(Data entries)
•••

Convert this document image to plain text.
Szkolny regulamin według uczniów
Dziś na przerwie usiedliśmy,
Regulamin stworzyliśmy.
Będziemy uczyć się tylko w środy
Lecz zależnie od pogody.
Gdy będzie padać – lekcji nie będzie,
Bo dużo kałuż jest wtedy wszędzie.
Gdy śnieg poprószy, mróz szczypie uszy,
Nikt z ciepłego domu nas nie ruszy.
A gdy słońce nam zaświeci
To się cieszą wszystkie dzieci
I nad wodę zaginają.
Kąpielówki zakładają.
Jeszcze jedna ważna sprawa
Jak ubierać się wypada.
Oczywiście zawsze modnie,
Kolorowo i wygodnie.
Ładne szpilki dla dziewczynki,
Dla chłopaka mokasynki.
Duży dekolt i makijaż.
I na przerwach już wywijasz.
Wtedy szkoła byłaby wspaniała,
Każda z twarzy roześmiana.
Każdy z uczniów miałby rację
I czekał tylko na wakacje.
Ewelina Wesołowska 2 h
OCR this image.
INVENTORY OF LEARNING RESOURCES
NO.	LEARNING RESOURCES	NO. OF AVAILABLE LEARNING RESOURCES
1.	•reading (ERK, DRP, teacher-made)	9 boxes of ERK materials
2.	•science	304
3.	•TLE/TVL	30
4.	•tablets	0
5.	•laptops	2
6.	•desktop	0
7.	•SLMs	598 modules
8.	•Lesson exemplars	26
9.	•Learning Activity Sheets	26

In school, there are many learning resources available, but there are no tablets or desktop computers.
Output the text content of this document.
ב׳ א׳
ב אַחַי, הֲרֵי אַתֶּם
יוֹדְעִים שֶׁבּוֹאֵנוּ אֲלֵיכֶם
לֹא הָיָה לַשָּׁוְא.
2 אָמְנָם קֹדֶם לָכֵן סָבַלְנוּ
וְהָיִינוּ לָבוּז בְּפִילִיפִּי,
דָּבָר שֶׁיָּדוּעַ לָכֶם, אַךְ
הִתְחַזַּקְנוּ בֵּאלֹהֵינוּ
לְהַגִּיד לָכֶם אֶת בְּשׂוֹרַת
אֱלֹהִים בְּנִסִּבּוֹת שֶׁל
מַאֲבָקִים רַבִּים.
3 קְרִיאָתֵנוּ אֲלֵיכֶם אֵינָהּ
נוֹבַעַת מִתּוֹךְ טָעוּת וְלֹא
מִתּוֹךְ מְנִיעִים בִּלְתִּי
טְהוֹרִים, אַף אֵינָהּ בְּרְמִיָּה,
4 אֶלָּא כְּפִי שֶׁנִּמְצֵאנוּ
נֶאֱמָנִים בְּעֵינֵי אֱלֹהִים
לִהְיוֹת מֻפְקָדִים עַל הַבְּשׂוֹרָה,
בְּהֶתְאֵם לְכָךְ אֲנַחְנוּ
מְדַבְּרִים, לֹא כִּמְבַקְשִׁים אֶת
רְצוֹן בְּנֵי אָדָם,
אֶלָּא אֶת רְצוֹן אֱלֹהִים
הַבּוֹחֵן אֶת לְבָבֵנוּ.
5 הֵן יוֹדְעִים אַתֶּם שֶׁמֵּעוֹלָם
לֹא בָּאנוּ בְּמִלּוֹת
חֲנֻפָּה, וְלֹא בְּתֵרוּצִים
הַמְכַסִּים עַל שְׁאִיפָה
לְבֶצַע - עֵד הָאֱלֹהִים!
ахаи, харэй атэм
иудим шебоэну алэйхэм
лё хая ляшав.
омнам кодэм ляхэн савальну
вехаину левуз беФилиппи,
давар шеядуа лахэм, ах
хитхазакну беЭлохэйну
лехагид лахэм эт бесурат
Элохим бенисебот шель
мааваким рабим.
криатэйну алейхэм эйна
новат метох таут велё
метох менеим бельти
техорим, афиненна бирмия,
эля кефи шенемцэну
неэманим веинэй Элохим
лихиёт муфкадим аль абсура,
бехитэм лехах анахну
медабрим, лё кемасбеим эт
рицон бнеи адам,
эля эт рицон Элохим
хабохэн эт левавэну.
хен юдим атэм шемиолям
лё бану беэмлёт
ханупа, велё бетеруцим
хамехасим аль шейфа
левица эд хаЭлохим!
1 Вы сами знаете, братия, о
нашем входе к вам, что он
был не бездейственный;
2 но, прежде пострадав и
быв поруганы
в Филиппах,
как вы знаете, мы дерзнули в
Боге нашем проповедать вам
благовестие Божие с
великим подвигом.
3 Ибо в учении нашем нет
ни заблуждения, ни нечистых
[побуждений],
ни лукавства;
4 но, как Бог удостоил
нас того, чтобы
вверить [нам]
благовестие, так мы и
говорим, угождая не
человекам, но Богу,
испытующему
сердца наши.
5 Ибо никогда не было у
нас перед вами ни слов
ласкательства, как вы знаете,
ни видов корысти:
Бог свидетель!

•••

▶ **Problem to work on**
Write the data from above out again, exactly.

▶ **Answer to this exercise**
Convert this document image to plain text.
Szkolny regulamin według uczniów
Dziś na przerwie usiedliśmy,
Regulamin stworzyliśmy.
Będziemy uczyć się tylko w środy
Lecz zależnie od pogody.
Gdy będzie padać – lekcji nie będzie,
Bo dużo kałuż jest wtedy wszędzie.
Gdy śnieg poprószy, mróz szczypie uszy,
Nikt z ciepłego domu nas nie ruszy.
A gdy słońce nam zaświeci
To się cieszą wszystkie dzieci
I nad wodę zaginają.
Kąpielówki zakładają.
Jeszcze jedna ważna sprawa
Jak ubierać się wypada.
Oczywiście zawsze modnie,
Kolorowo i wygodnie.
Ładne szpilki dla dziewczynki,
Dla chłopaka mokasynki.
Duży dekolt i makijaż.
I na przerwach już wywijasz.
Wtedy szkoła byłaby wspaniała,
Każda z twarzy roześmiana.
Każdy z uczniów miałby rację
I czekał tylko na wakacje.
Ewelina Wesołowska 2 h
OCR this image.
INVENTORY OF LEARNING RESOURCES
NO.	LEARNING RESOURCES	NO. OF AVAILABLE LEARNING RESOURCES
1.	•reading (ERK, DRP, teacher-made)	9 boxes of ERK materials
2.	•science	304
3.	•TLE/TVL	30
4.	•tablets	0
5.	•laptops	2
6.	•desktop	0
7.	•SLMs	598 modules
8.	•Lesson exemplars	26
9.	•Learning Activity Sheets	26

In school, there are many learning resources available, but there are no tablets or desktop computers.
Output the text content of this document.
ב׳ א׳
ב אַחַי, הֲרֵי אַתֶּם
יוֹדְעִים שֶׁבּוֹאֵנוּ אֲלֵיכֶם
לֹא הָיָה לַשָּׁוְא.
2 אָמְנָם קֹדֶם לָכֵן סָבַלְנוּ
וְהָיִינוּ לָבוּז בְּפִילִיפִּי,
דָּבָר שֶׁיָּדוּעַ לָכֶם, אַךְ
הִתְחַזַּקְנוּ בֵּאלֹהֵינוּ
לְהַגִּיד לָכֶם אֶת בְּשׂוֹרַת
אֱלֹהִים בְּנִסִּבּוֹת שֶׁל
מַאֲבָקִים רַבִּים.
3 קְרִיאָתֵנוּ אֲלֵיכֶם אֵינָהּ
נוֹבַעַת מִתּוֹךְ טָעוּת וְלֹא
מִתּוֹךְ מְנִיעִים בִּלְתִּי
טְהוֹרִים, אַף אֵינָהּ בְּרְמִיָּה,
4 אֶלָּא כְּפִי שֶׁנִּמְצֵאנוּ
נֶאֱמָנִים בְּעֵינֵי אֱלֹהִים
לִהְיוֹת מֻפְקָדִים עַל הַבְּשׂוֹרָה,
בְּהֶתְאֵם לְכָךְ אֲנַחְנוּ
מְדַבְּרִים, לֹא כִּמְבַקְשִׁים אֶת
רְצוֹן בְּנֵי אָדָם,
אֶלָּא אֶת רְצוֹן אֱלֹהִים
הַבּוֹחֵן אֶת לְבָבֵנוּ.
5 הֵן יוֹדְעִים אַתֶּם שֶׁמֵּעוֹלָם
לֹא בָּאנוּ בְּמִלּוֹת
חֲנֻפָּה, וְלֹא בְּתֵרוּצִים
הַמְכַסִּים עַל שְׁאִיפָה
לְבֶצַע - עֵד הָאֱלֹהִים!
ахаи, харэй атэм
иудим шебоэну алэйхэм
лё хая ляшав.
омнам кодэм ляхэн савальну
вехаину левуз беФилиппи,
давар шеядуа лахэм, ах
хитхазакну беЭлохэйну
лехагид лахэм эт бесурат
Элохим бенисебот шель
мааваким рабим.
криатэйну алейхэм эйна
новат метох таут велё
метох менеим бельти
техорим, афиненна бирмия,
эля кефи шенемцэну
неэманим веинэй Элохим
лихиёт муфкадим аль абсура,
бехитэм лехах анахну
медабрим, лё кемасбеим эт
рицон бнеи адам,
эля эт рицон Элохим
хабохэн эт левавэну.
хен юдим атэм шемиолям
лё бану беэмлёт
ханупа, велё бетеруцим
хамехасим аль шейфа
левица эд хаЭлохим!
1 Вы сами знаете, братия, о
нашем входе к вам, что он
был не бездейственный;
2 но, прежде пострадав и
быв поруганы
в Филиппах,
как вы знаете, мы дерзнули в
Боге нашем проповедать вам
благовестие Божие с
великим подвигом.
3 Ибо в учении нашем нет
ни заблуждения, ни нечистых
[побуждений],
ни лукавства;
4 но, как Бог удостоил
нас того, чтобы
вверить [нам]
благовестие, так мы и
говорим, угождая не
человекам, но Богу,
испытующему
сердца наши.
5 Ибо никогда не было у
нас перед вами ни слов
ласкательства, как вы знаете,
ни видов корысти:
Бог свидетель!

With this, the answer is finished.